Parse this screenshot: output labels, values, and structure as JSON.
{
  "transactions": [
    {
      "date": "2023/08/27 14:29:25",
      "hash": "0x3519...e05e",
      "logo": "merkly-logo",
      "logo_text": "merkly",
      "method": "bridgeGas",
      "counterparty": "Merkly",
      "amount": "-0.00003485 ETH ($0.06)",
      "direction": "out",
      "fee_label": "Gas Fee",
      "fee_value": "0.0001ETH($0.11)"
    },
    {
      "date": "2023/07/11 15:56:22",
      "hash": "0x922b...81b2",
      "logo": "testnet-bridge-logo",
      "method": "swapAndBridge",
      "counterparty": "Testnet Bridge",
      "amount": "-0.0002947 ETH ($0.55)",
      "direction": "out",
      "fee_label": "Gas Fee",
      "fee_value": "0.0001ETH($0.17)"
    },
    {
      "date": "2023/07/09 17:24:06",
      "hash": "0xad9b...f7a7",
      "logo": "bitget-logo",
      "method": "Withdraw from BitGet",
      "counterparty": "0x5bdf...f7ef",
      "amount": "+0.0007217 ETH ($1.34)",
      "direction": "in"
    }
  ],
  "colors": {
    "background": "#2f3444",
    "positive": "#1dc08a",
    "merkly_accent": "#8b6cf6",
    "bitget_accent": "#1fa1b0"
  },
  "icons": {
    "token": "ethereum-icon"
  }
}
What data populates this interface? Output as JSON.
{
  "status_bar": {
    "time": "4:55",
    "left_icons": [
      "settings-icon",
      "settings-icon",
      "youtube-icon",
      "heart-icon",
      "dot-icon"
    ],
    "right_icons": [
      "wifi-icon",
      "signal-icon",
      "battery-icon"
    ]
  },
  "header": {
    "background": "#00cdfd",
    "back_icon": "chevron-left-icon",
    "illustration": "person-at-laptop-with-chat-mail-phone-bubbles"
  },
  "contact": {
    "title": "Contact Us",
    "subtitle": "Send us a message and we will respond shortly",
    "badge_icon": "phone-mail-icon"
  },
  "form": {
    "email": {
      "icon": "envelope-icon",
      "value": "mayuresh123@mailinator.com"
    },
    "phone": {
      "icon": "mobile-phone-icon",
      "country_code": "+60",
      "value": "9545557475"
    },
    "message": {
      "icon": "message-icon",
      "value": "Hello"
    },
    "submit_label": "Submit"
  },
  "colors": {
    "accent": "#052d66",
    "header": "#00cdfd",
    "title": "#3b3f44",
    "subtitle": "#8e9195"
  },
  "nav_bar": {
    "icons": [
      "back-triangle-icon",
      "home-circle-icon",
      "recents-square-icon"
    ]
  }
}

- - -

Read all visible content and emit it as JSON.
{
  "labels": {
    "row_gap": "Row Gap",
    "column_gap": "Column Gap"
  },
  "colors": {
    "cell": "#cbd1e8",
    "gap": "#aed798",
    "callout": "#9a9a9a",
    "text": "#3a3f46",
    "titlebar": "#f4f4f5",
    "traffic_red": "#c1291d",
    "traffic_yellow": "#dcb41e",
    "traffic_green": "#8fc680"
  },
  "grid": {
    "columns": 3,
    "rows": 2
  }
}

- - -

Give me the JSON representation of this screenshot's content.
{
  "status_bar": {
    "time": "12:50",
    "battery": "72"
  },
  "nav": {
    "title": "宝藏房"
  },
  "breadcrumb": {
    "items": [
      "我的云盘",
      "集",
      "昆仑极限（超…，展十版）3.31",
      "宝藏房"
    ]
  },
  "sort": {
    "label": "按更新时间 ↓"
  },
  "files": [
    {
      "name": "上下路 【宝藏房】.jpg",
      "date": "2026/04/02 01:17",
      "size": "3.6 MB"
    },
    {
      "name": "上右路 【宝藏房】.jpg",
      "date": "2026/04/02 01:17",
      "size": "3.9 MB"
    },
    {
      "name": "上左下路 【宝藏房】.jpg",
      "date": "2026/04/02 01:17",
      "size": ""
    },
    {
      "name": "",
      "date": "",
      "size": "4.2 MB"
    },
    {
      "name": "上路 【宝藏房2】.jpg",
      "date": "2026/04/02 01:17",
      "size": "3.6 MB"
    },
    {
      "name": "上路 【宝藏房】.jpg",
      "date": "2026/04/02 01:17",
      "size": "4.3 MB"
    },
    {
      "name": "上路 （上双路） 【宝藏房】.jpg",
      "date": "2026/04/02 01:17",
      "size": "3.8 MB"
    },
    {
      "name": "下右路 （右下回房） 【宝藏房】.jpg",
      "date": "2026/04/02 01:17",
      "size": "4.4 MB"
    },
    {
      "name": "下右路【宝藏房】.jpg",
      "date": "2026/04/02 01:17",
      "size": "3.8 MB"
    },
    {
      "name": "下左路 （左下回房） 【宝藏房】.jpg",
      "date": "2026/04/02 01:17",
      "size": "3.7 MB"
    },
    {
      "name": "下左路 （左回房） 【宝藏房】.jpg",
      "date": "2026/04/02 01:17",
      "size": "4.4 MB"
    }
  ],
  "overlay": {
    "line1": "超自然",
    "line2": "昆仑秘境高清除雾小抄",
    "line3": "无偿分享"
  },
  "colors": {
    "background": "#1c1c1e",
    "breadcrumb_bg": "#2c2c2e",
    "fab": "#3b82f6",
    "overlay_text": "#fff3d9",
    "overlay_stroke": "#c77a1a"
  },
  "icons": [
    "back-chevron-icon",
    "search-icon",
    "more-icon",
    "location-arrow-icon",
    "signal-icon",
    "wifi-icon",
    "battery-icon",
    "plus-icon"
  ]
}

- - -

:: WRITTEN INSTRUCTION ::
Collect every line above that contains the word "labels".

:: RESULT ::
Parse this screenshot: output labels, values, and structure as JSON.
  "labels": {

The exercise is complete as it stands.